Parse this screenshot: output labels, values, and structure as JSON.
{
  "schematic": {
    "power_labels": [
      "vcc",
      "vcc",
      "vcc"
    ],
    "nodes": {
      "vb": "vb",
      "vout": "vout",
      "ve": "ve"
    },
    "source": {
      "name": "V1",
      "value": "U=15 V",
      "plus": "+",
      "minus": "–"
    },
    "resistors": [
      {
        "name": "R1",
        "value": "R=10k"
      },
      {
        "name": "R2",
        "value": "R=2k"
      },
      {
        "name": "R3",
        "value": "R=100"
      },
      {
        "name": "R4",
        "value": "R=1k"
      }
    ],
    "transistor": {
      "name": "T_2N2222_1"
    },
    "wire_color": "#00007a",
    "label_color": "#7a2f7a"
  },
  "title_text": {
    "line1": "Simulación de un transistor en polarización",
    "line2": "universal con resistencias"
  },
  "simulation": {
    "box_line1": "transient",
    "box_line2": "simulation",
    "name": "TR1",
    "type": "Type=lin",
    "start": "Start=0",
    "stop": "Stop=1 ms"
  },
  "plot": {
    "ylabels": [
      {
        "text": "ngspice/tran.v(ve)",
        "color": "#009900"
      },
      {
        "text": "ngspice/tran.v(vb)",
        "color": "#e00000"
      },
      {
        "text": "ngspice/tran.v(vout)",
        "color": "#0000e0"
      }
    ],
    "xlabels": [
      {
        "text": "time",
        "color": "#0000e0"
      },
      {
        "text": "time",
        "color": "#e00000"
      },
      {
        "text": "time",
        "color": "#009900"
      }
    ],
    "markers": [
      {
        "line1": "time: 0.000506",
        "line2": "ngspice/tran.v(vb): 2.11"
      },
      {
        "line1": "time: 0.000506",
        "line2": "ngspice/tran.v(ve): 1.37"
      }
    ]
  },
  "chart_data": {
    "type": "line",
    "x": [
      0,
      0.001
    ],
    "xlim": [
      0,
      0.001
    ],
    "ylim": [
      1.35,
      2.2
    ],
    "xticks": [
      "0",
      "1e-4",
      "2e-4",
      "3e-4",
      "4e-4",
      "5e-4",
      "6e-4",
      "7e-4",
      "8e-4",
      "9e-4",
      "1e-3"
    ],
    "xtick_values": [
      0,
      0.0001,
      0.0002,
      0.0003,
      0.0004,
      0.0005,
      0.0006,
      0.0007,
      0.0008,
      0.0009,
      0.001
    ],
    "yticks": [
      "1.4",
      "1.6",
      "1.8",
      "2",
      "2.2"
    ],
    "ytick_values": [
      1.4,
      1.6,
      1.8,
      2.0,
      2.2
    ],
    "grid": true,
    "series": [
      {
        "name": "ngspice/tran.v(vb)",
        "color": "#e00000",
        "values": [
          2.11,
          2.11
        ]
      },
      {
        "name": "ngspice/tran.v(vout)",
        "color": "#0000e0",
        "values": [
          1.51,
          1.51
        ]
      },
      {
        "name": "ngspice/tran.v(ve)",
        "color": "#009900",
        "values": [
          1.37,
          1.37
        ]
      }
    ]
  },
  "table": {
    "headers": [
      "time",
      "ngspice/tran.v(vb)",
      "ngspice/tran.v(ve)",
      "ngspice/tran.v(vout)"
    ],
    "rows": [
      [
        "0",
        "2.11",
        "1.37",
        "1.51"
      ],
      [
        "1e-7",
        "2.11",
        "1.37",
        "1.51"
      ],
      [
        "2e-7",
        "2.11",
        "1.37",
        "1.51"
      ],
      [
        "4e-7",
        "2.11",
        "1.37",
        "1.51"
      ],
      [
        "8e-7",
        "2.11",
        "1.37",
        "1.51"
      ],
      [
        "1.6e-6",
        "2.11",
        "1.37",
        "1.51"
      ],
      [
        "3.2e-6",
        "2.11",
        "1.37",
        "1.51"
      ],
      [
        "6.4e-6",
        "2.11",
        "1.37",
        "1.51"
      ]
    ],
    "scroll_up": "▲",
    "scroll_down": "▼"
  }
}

##############################

- [Problem requirements] Copy every record exactly, with nothing added or dropped.

- [Correct response]
Parse this screenshot: output labels, values, and structure as JSON.
{
  "schematic": {
    "power_labels": [
      "vcc",
      "vcc",
      "vcc"
    ],
    "nodes": {
      "vb": "vb",
      "vout": "vout",
      "ve": "ve"
    },
    "source": {
      "name": "V1",
      "value": "U=15 V",
      "plus": "+",
      "minus": "–"
    },
    "resistors": [
      {
        "name": "R1",
        "value": "R=10k"
      },
      {
        "name": "R2",
        "value": "R=2k"
      },
      {
        "name": "R3",
        "value": "R=100"
      },
      {
        "name": "R4",
        "value": "R=1k"
      }
    ],
    "transistor": {
      "name": "T_2N2222_1"
    },
    "wire_color": "#00007a",
    "label_color": "#7a2f7a"
  },
  "title_text": {
    "line1": "Simulación de un transistor en polarización",
    "line2": "universal con resistencias"
  },
  "simulation": {
    "box_line1": "transient",
    "box_line2": "simulation",
    "name": "TR1",
    "type": "Type=lin",
    "start": "Start=0",
    "stop": "Stop=1 ms"
  },
  "plot": {
    "ylabels": [
      {
        "text": "ngspice/tran.v(ve)",
        "color": "#009900"
      },
      {
        "text": "ngspice/tran.v(vb)",
        "color": "#e00000"
      },
      {
        "text": "ngspice/tran.v(vout)",
        "color": "#0000e0"
      }
    ],
    "xlabels": [
      {
        "text": "time",
        "color": "#0000e0"
      },
      {
        "text": "time",
        "color": "#e00000"
      },
      {
        "text": "time",
        "color": "#009900"
      }
    ],
    "markers": [
      {
        "line1": "time: 0.000506",
        "line2": "ngspice/tran.v(vb): 2.11"
      },
      {
        "line1": "time: 0.000506",
        "line2": "ngspice/tran.v(ve): 1.37"
      }
    ]
  },
  "chart_data": {
    "type": "line",
    "x": [
      0,
      0.001
    ],
    "xlim": [
      0,
      0.001
    ],
    "ylim": [
      1.35,
      2.2
    ],
    "xticks": [
      "0",
      "1e-4",
      "2e-4",
      "3e-4",
      "4e-4",
      "5e-4",
      "6e-4",
      "7e-4",
      "8e-4",
      "9e-4",
      "1e-3"
    ],
    "xtick_values": [
      0,
      0.0001,
      0.0002,
      0.0003,
      0.0004,
      0.0005,
      0.0006,
      0.0007,
      0.0008,
      0.0009,
      0.001
    ],
    "yticks": [
      "1.4",
      "1.6",
      "1.8",
      "2",
      "2.2"
    ],
    "ytick_values": [
      1.4,
      1.6,
      1.8,
      2.0,
      2.2
    ],
    "grid": true,
    "series": [
      {
        "name": "ngspice/tran.v(vb)",
        "color": "#e00000",
        "values": [
          2.11,
          2.11
        ]
      },
      {
        "name": "ngspice/tran.v(vout)",
        "color": "#0000e0",
        "values": [
          1.51,
          1.51
        ]
      },
      {
        "name": "ngspice/tran.v(ve)",
        "color": "#009900",
        "values": [
          1.37,
          1.37
        ]
      }
    ]
  },
  "table": {
    "headers": [
      "time",
      "ngspice/tran.v(vb)",
      "ngspice/tran.v(ve)",
      "ngspice/tran.v(vout)"
    ],
    "rows": [
      [
        "0",
        "2.11",
        "1.37",
        "1.51"
      ],
      [
        "1e-7",
        "2.11",
        "1.37",
        "1.51"
      ],
      [
        "2e-7",
        "2.11",
        "1.37",
        "1.51"
      ],
      [
        "4e-7",
        "2.11",
        "1.37",
        "1.51"
      ],
      [
        "8e-7",
        "2.11",
        "1.37",
        "1.51"
      ],
      [
        "1.6e-6",
        "2.11",
        "1.37",
        "1.51"
      ],
      [
        "3.2e-6",
        "2.11",
        "1.37",
        "1.51"
      ],
      [
        "6.4e-6",
        "2.11",
        "1.37",
        "1.51"
      ]
    ],
    "scroll_up": "▲",
    "scroll_down": "▼"
  }
}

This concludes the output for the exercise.